■ Data entries
——————————

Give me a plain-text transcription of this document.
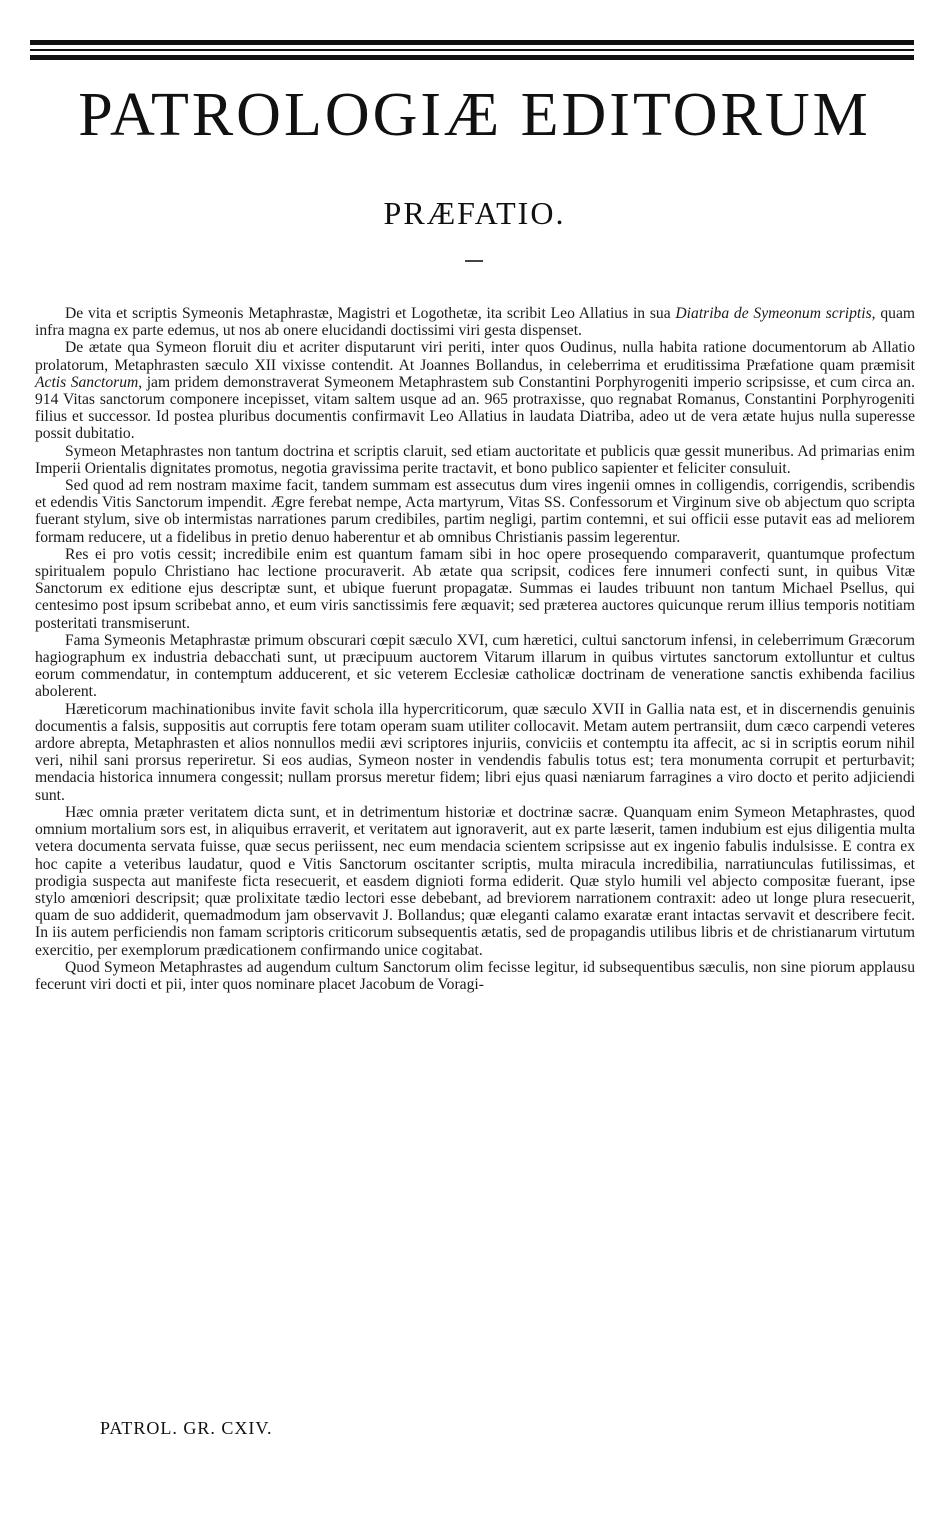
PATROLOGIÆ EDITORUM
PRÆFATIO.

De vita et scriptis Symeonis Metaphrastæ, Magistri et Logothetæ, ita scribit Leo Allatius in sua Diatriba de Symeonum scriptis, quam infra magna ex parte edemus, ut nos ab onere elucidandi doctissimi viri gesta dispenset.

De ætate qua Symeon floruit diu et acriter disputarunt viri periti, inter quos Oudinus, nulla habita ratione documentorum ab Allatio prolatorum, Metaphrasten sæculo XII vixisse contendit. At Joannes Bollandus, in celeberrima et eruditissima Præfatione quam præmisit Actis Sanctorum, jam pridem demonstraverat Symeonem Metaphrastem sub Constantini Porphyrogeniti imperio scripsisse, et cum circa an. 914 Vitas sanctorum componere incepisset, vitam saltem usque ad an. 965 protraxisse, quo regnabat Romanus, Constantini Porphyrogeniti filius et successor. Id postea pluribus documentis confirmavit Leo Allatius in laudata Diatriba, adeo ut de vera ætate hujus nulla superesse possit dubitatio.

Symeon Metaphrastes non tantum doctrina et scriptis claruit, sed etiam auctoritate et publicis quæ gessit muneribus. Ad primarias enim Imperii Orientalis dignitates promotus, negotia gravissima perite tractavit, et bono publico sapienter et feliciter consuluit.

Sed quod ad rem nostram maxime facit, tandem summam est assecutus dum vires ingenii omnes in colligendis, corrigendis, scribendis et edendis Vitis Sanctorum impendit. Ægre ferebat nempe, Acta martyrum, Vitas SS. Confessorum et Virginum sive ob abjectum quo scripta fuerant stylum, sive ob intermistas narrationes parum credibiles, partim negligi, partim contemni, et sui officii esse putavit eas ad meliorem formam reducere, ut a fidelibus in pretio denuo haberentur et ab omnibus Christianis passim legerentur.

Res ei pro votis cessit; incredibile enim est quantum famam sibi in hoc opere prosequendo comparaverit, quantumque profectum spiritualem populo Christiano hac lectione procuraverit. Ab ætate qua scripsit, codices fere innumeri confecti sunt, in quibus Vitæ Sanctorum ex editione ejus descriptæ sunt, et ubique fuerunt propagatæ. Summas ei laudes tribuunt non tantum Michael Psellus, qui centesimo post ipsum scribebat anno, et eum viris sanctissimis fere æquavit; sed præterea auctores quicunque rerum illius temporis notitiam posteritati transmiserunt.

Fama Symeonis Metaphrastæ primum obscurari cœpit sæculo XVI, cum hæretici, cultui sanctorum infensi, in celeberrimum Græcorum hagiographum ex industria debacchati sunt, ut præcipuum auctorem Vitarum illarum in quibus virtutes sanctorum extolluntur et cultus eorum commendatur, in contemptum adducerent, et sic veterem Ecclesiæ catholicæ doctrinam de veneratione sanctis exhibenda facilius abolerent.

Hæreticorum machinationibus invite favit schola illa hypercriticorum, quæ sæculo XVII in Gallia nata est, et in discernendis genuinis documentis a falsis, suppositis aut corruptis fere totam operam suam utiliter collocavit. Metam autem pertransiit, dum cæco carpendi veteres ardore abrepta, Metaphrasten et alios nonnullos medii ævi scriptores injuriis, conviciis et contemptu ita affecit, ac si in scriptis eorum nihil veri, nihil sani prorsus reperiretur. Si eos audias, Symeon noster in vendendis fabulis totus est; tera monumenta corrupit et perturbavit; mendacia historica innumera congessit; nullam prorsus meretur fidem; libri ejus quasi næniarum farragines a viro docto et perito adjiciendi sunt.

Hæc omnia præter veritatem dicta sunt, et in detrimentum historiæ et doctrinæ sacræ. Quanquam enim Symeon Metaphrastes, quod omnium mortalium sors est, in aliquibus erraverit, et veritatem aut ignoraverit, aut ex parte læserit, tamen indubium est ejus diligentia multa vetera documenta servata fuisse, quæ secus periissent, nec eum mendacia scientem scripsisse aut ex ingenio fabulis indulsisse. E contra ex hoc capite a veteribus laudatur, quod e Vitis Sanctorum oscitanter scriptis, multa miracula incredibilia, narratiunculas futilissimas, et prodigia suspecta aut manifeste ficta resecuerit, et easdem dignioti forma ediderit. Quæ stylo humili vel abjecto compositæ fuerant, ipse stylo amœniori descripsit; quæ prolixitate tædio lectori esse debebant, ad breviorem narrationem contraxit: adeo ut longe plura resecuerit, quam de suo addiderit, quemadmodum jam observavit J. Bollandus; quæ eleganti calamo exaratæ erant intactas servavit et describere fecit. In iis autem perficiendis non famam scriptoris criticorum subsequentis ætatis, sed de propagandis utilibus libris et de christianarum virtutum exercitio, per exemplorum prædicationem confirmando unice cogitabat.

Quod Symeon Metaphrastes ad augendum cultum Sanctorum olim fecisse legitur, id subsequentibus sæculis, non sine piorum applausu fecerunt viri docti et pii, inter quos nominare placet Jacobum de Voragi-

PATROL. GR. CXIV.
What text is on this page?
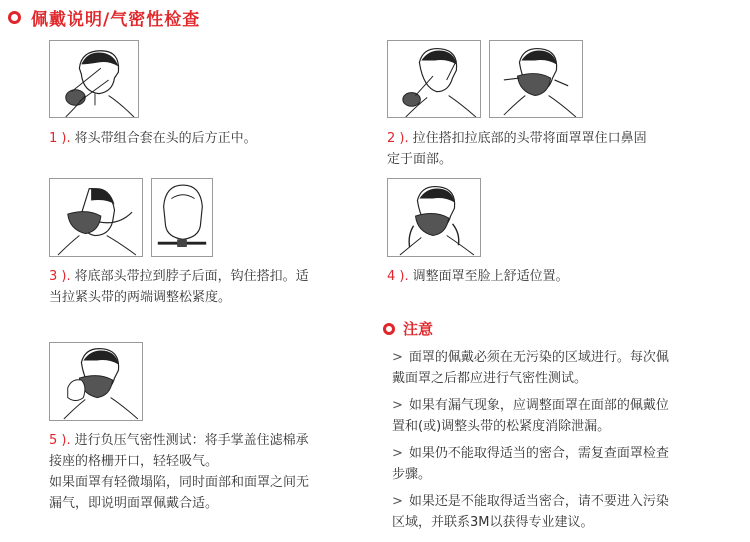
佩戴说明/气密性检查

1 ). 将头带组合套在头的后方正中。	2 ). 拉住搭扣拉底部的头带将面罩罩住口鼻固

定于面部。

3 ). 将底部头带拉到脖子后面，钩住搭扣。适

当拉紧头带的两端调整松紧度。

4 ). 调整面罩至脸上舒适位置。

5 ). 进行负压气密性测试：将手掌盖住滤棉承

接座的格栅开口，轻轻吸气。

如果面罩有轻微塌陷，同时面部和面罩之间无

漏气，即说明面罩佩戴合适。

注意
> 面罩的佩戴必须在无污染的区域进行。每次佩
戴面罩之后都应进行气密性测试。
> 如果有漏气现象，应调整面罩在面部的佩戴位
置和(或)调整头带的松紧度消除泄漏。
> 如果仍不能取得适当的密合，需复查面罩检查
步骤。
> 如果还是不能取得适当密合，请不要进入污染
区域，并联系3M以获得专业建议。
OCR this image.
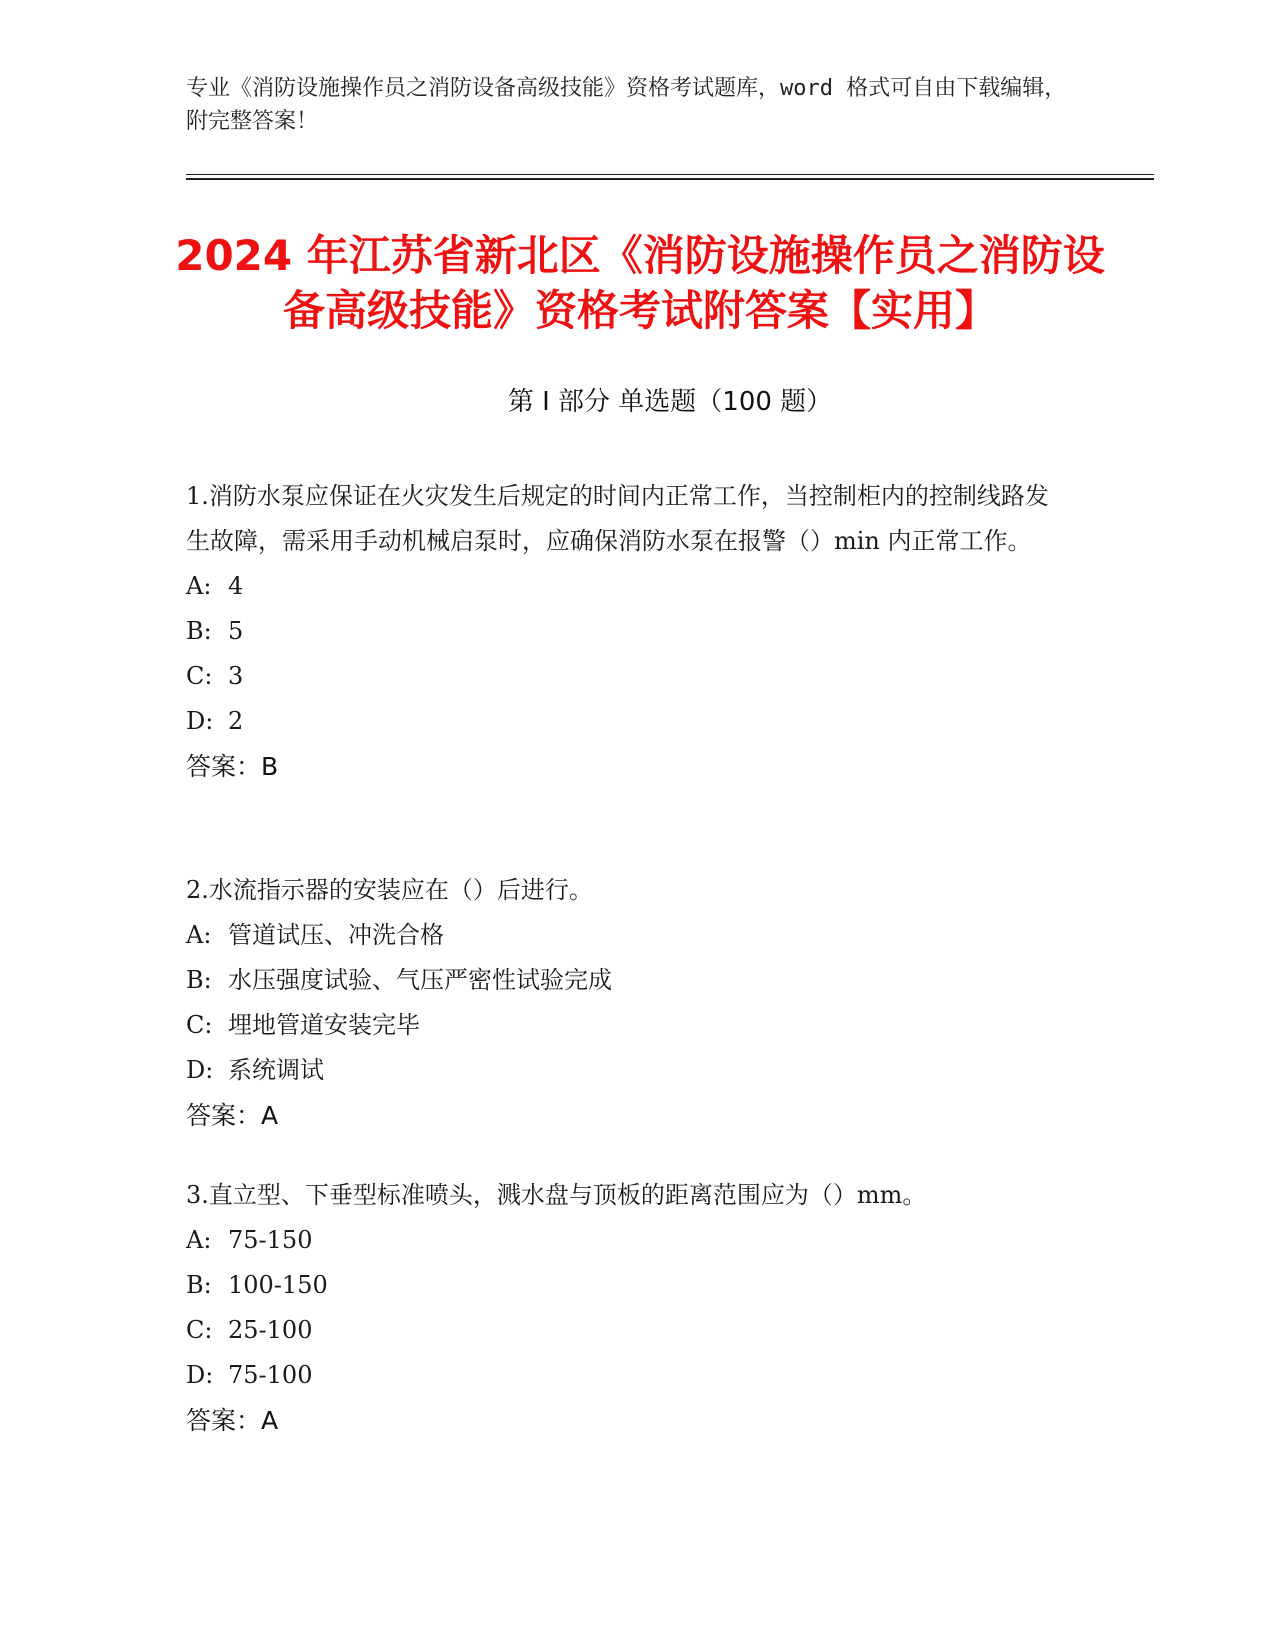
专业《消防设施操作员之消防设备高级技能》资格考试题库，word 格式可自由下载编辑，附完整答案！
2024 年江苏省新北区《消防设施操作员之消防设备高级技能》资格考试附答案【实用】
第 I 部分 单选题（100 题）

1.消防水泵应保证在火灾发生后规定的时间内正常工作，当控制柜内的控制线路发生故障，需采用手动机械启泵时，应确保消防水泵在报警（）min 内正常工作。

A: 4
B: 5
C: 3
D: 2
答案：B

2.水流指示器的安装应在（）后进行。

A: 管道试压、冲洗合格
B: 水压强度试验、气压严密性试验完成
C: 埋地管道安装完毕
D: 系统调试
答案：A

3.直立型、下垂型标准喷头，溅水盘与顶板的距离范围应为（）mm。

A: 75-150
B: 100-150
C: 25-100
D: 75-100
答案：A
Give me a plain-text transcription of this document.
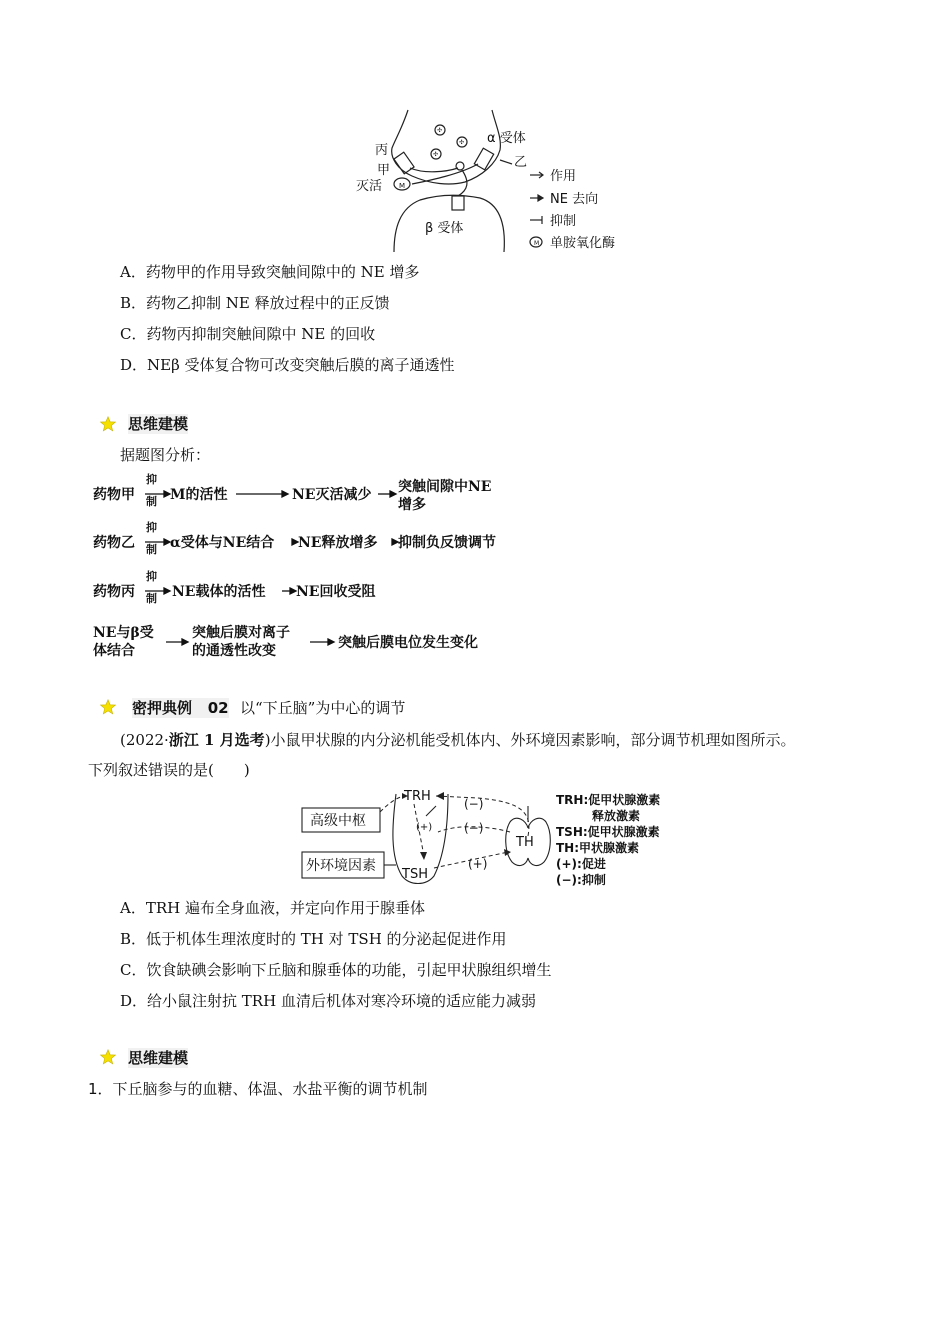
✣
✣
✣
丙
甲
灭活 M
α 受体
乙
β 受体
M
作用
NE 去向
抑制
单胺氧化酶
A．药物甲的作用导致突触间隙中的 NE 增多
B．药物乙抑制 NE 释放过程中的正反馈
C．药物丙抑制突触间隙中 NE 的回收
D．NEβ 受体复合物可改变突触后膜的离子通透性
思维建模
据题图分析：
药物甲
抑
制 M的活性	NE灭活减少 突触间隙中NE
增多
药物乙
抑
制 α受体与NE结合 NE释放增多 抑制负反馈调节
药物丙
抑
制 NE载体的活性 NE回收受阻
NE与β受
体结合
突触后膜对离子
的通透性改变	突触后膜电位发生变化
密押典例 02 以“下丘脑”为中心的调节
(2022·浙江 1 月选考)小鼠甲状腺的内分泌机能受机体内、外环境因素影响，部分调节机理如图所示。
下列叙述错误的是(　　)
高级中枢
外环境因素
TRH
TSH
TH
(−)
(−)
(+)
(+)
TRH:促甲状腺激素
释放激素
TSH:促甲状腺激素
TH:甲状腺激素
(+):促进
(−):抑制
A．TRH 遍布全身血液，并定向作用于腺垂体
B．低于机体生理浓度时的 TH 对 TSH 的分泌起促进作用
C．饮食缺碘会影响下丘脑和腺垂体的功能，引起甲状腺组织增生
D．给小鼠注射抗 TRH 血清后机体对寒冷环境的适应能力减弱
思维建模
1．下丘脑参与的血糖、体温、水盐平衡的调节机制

——————————

■ Exercise details
Without any pictures, write out the lines running from the one containing "OCR this image." through the end of the listing above, both included, exactly as given.

■ Completed exercise
OCR this image.
专业《消防设施操作员之消防设备高级技能》资格考试题库，word 格式可自由下载编辑，附完整答案！
2024 年江苏省新北区《消防设施操作员之消防设备高级技能》资格考试附答案【实用】
第 I 部分 单选题（100 题）

1.消防水泵应保证在火灾发生后规定的时间内正常工作，当控制柜内的控制线路发生故障，需采用手动机械启泵时，应确保消防水泵在报警（）min 内正常工作。

A: 4
B: 5
C: 3
D: 2
答案：B

2.水流指示器的安装应在（）后进行。

A: 管道试压、冲洗合格
B: 水压强度试验、气压严密性试验完成
C: 埋地管道安装完毕
D: 系统调试
答案：A

3.直立型、下垂型标准喷头，溅水盘与顶板的距离范围应为（）mm。

A: 75-150
B: 100-150
C: 25-100
D: 75-100
答案：A
Give me a plain-text transcription of this document.
✣
✣
✣
丙
甲
灭活 M
α 受体
乙
β 受体
M
作用
NE 去向
抑制
单胺氧化酶
A．药物甲的作用导致突触间隙中的 NE 增多
B．药物乙抑制 NE 释放过程中的正反馈
C．药物丙抑制突触间隙中 NE 的回收
D．NEβ 受体复合物可改变突触后膜的离子通透性
思维建模
据题图分析：
药物甲
抑
制 M的活性	NE灭活减少 突触间隙中NE
增多
药物乙
抑
制 α受体与NE结合 NE释放增多 抑制负反馈调节
药物丙
抑
制 NE载体的活性 NE回收受阻
NE与β受
体结合
突触后膜对离子
的通透性改变	突触后膜电位发生变化
密押典例 02 以“下丘脑”为中心的调节
(2022·浙江 1 月选考)小鼠甲状腺的内分泌机能受机体内、外环境因素影响，部分调节机理如图所示。
下列叙述错误的是(　　)
高级中枢
外环境因素
TRH
TSH
TH
(−)
(−)
(+)
(+)
TRH:促甲状腺激素
释放激素
TSH:促甲状腺激素
TH:甲状腺激素
(+):促进
(−):抑制
A．TRH 遍布全身血液，并定向作用于腺垂体
B．低于机体生理浓度时的 TH 对 TSH 的分泌起促进作用
C．饮食缺碘会影响下丘脑和腺垂体的功能，引起甲状腺组织增生
D．给小鼠注射抗 TRH 血清后机体对寒冷环境的适应能力减弱
思维建模
1．下丘脑参与的血糖、体温、水盐平衡的调节机制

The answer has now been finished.